■ Work to be completed: Below are some records. Copy every line in them that holds "this".

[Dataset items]
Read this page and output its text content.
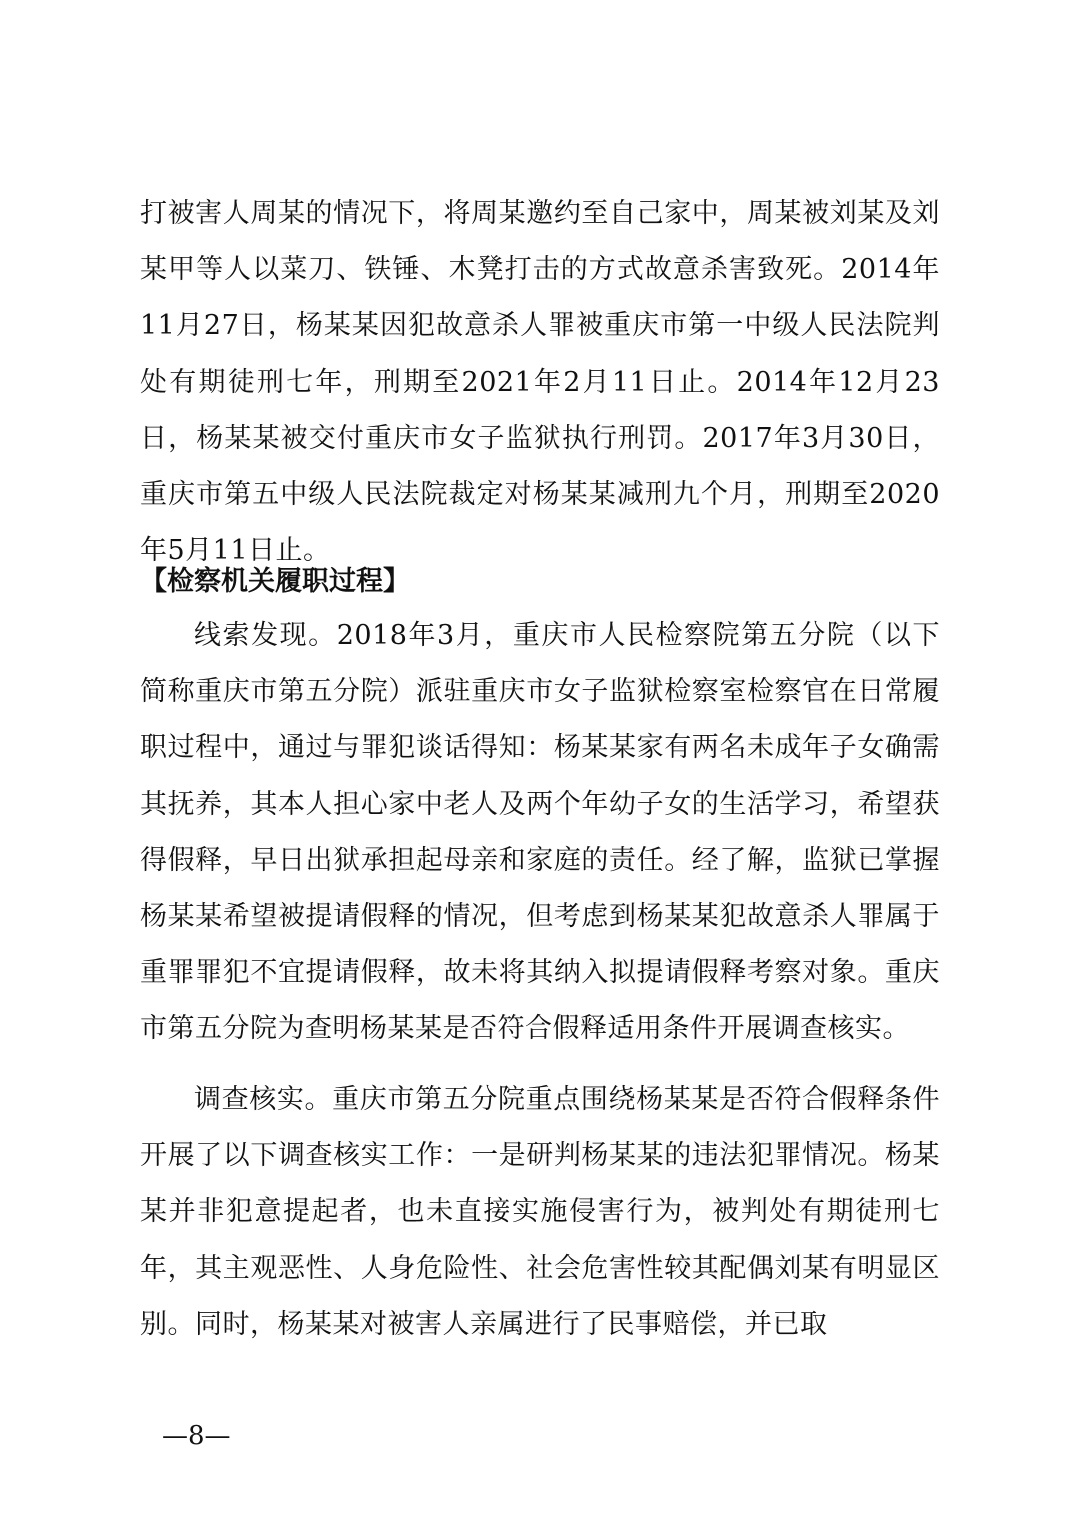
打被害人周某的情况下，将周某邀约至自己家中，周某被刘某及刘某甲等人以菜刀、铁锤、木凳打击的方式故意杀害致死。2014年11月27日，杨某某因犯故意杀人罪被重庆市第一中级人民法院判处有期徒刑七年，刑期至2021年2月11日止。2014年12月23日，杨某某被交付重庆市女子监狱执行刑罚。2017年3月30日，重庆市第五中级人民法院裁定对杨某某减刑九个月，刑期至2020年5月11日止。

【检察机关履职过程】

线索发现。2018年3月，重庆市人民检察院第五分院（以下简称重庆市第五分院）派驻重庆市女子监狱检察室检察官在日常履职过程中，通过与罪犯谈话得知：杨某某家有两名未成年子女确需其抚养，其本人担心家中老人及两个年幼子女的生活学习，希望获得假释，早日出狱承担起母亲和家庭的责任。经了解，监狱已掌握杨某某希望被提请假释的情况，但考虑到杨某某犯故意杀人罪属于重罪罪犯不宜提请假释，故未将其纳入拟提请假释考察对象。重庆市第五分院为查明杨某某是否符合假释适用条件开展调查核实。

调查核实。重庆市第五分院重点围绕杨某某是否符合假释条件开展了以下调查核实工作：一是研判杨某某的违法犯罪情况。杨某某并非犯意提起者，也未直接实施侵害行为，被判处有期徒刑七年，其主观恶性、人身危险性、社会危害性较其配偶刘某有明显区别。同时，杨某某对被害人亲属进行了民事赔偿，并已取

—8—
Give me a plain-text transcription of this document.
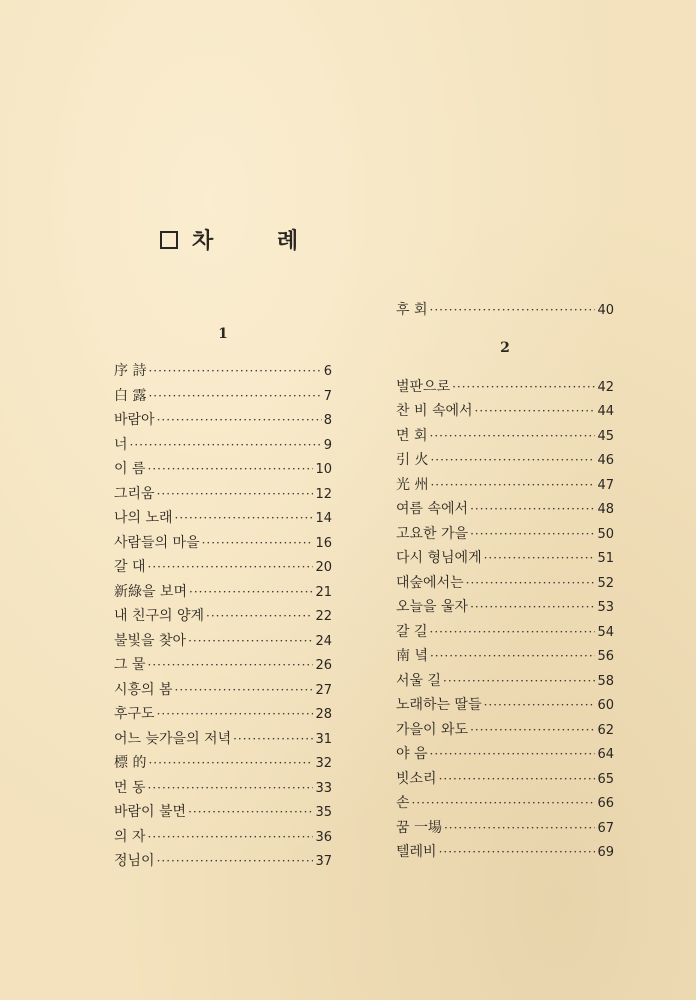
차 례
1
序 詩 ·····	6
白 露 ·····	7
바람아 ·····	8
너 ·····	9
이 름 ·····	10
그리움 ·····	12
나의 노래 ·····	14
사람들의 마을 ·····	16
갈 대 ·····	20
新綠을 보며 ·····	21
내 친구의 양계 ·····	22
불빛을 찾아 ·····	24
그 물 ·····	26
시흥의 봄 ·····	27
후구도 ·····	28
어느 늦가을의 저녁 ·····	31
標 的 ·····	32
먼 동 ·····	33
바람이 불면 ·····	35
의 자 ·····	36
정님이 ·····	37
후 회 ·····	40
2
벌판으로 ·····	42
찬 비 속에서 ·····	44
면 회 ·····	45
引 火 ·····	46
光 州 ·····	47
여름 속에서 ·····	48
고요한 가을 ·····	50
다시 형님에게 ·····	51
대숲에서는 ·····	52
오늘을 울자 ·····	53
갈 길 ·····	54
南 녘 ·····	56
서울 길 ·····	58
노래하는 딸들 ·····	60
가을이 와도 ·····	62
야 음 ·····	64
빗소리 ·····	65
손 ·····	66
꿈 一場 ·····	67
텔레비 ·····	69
...
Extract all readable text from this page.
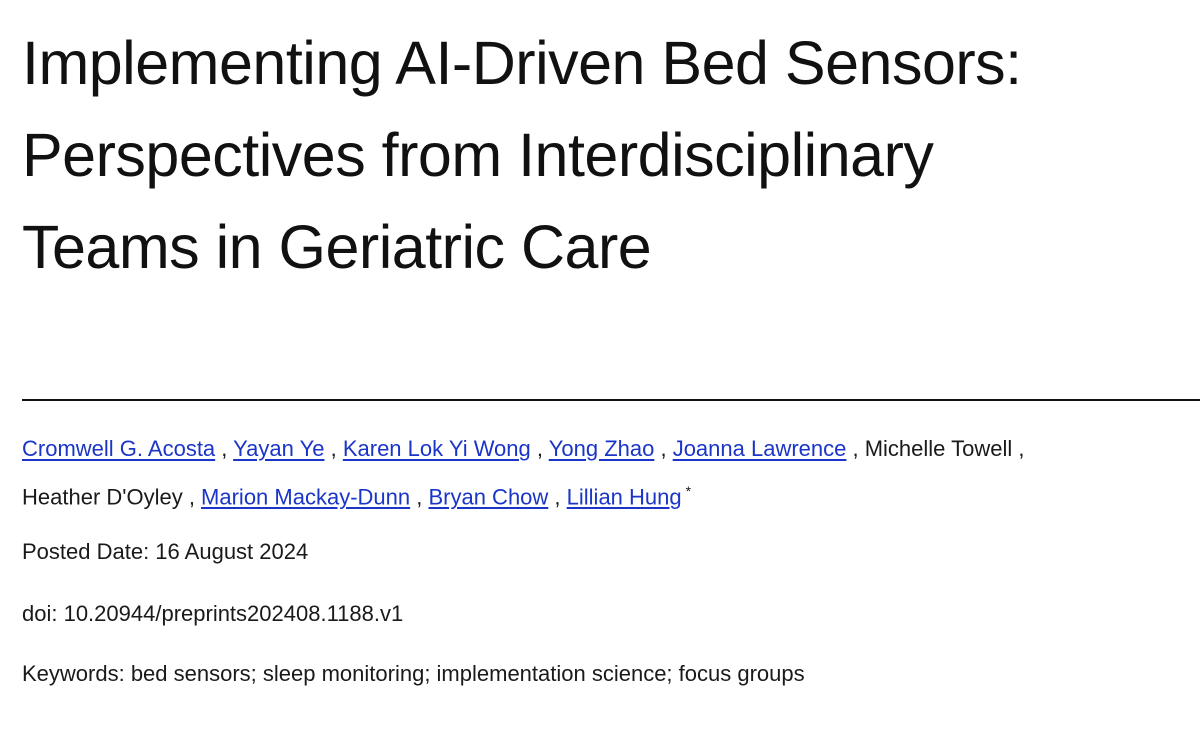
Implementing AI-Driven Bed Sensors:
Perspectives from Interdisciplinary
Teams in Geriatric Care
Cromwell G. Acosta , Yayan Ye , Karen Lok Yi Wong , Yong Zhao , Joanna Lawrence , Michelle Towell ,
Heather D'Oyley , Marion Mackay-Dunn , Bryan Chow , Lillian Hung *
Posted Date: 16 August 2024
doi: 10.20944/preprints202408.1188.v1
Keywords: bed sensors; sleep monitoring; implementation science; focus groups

■ Exercise solution:
Read this page and output its text content.
Give me a plain-text transcription of this document.
Extract all readable text from this page.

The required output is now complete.